▶ **THE EXERCISE**
Print all of the lines exactly. Any picture among them stays out.

▶ **INFORMATION SUPPLIED**
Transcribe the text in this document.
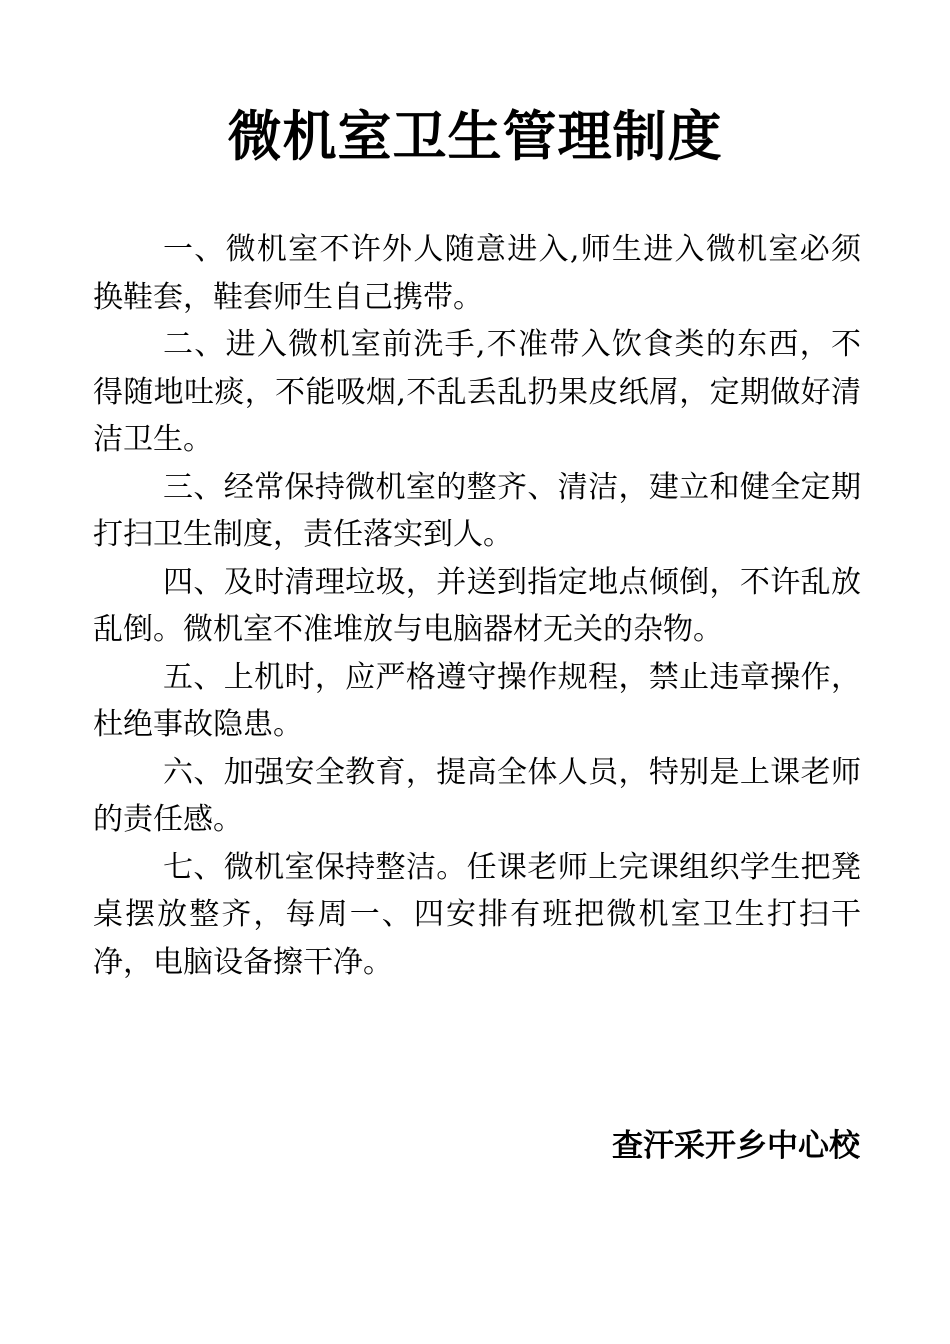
微机室卫生管理制度

一、微机室不许外人随意进入,师生进入微机室必须换鞋套，鞋套师生自己携带。

二、进入微机室前洗手,不准带入饮食类的东西，不得随地吐痰，不能吸烟,不乱丢乱扔果皮纸屑，定期做好清洁卫生。

三、经常保持微机室的整齐、清洁，建立和健全定期打扫卫生制度，责任落实到人。

四、及时清理垃圾，并送到指定地点倾倒，不许乱放乱倒。微机室不准堆放与电脑器材无关的杂物。

五、上机时，应严格遵守操作规程，禁止违章操作，杜绝事故隐患。

六、加强安全教育，提高全体人员，特别是上课老师的责任感。

七、微机室保持整洁。任课老师上完课组织学生把凳桌摆放整齐，每周一、四安排有班把微机室卫生打扫干净，电脑设备擦干净。

查汗采开乡中心校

▶ **FINISHED TASK**
Transcribe the text in this document.
微机室卫生管理制度

一、微机室不许外人随意进入,师生进入微机室必须换鞋套，鞋套师生自己携带。

二、进入微机室前洗手,不准带入饮食类的东西，不得随地吐痰，不能吸烟,不乱丢乱扔果皮纸屑，定期做好清洁卫生。

三、经常保持微机室的整齐、清洁，建立和健全定期打扫卫生制度，责任落实到人。

四、及时清理垃圾，并送到指定地点倾倒，不许乱放乱倒。微机室不准堆放与电脑器材无关的杂物。

五、上机时，应严格遵守操作规程，禁止违章操作，杜绝事故隐患。

六、加强安全教育，提高全体人员，特别是上课老师的责任感。

七、微机室保持整洁。任课老师上完课组织学生把凳桌摆放整齐，每周一、四安排有班把微机室卫生打扫干净，电脑设备擦干净。

查汗采开乡中心校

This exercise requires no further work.